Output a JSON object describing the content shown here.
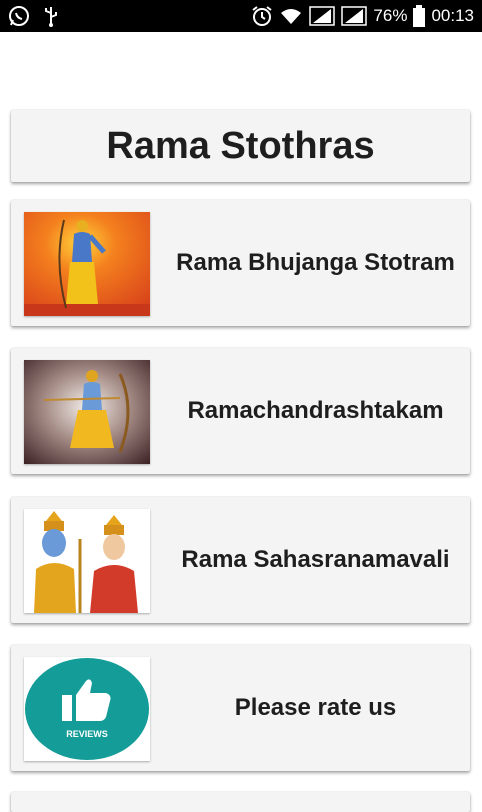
{
  "status_bar": {
    "battery_percent": "76%",
    "time": "00:13",
    "left_icons": [
      "whatsapp-icon",
      "usb-icon"
    ],
    "right_icons": [
      "alarm-icon",
      "wifi-icon",
      "signal-icon",
      "signal-icon",
      "battery-icon"
    ]
  },
  "header": {
    "title": "Rama Stothras"
  },
  "items": [
    {
      "label": "Rama Bhujanga Stotram",
      "thumb": "rama-image"
    },
    {
      "label": "Ramachandrashtakam",
      "thumb": "rama-bow-image"
    },
    {
      "label": "Rama Sahasranamavali",
      "thumb": "rama-sita-image"
    },
    {
      "label": "Please rate us",
      "thumb": "reviews-thumbs-up-icon",
      "badge_text": "REVIEWS"
    }
  ],
  "colors": {
    "reviews_teal": "#149c98",
    "first_thumb_orange": "#f06a1c"
  }
}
..........
■ **Given instruction**
Can you restate all the records above word for word while dropping the pictures?

■ **Correct response**
Output a JSON object describing the content shown here.
{
  "status_bar": {
    "battery_percent": "76%",
    "time": "00:13",
    "left_icons": [
      "whatsapp-icon",
      "usb-icon"
    ],
    "right_icons": [
      "alarm-icon",
      "wifi-icon",
      "signal-icon",
      "signal-icon",
      "battery-icon"
    ]
  },
  "header": {
    "title": "Rama Stothras"
  },
  "items": [
    {
      "label": "Rama Bhujanga Stotram",
      "thumb": "rama-image"
    },
    {
      "label": "Ramachandrashtakam",
      "thumb": "rama-bow-image"
    },
    {
      "label": "Rama Sahasranamavali",
      "thumb": "rama-sita-image"
    },
    {
      "label": "Please rate us",
      "thumb": "reviews-thumbs-up-icon",
      "badge_text": "REVIEWS"
    }
  ],
  "colors": {
    "reviews_teal": "#149c98",
    "first_thumb_orange": "#f06a1c"
  }
}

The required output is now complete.